- Records excerpted from a collection
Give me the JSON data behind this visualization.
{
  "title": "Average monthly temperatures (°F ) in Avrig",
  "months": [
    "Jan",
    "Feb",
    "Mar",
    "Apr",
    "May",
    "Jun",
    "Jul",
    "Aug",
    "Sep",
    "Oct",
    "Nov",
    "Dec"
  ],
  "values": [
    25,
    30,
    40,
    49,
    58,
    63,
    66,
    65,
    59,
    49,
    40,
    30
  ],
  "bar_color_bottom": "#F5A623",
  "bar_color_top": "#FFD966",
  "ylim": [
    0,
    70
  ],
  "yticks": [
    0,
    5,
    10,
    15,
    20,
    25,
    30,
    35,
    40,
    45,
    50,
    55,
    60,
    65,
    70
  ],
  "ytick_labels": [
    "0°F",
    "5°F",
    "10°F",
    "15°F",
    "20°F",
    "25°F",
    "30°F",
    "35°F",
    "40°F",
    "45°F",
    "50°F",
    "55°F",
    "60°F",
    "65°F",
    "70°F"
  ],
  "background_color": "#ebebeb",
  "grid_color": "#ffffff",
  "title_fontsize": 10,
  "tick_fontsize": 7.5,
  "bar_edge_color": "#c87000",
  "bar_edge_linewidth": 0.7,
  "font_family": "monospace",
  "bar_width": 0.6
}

- Stated problem
Reproduce each record shown above without altering a single word.

- Final answer
Give me the JSON data behind this visualization.
{
  "title": "Average monthly temperatures (°F ) in Avrig",
  "months": [
    "Jan",
    "Feb",
    "Mar",
    "Apr",
    "May",
    "Jun",
    "Jul",
    "Aug",
    "Sep",
    "Oct",
    "Nov",
    "Dec"
  ],
  "values": [
    25,
    30,
    40,
    49,
    58,
    63,
    66,
    65,
    59,
    49,
    40,
    30
  ],
  "bar_color_bottom": "#F5A623",
  "bar_color_top": "#FFD966",
  "ylim": [
    0,
    70
  ],
  "yticks": [
    0,
    5,
    10,
    15,
    20,
    25,
    30,
    35,
    40,
    45,
    50,
    55,
    60,
    65,
    70
  ],
  "ytick_labels": [
    "0°F",
    "5°F",
    "10°F",
    "15°F",
    "20°F",
    "25°F",
    "30°F",
    "35°F",
    "40°F",
    "45°F",
    "50°F",
    "55°F",
    "60°F",
    "65°F",
    "70°F"
  ],
  "background_color": "#ebebeb",
  "grid_color": "#ffffff",
  "title_fontsize": 10,
  "tick_fontsize": 7.5,
  "bar_edge_color": "#c87000",
  "bar_edge_linewidth": 0.7,
  "font_family": "monospace",
  "bar_width": 0.6
}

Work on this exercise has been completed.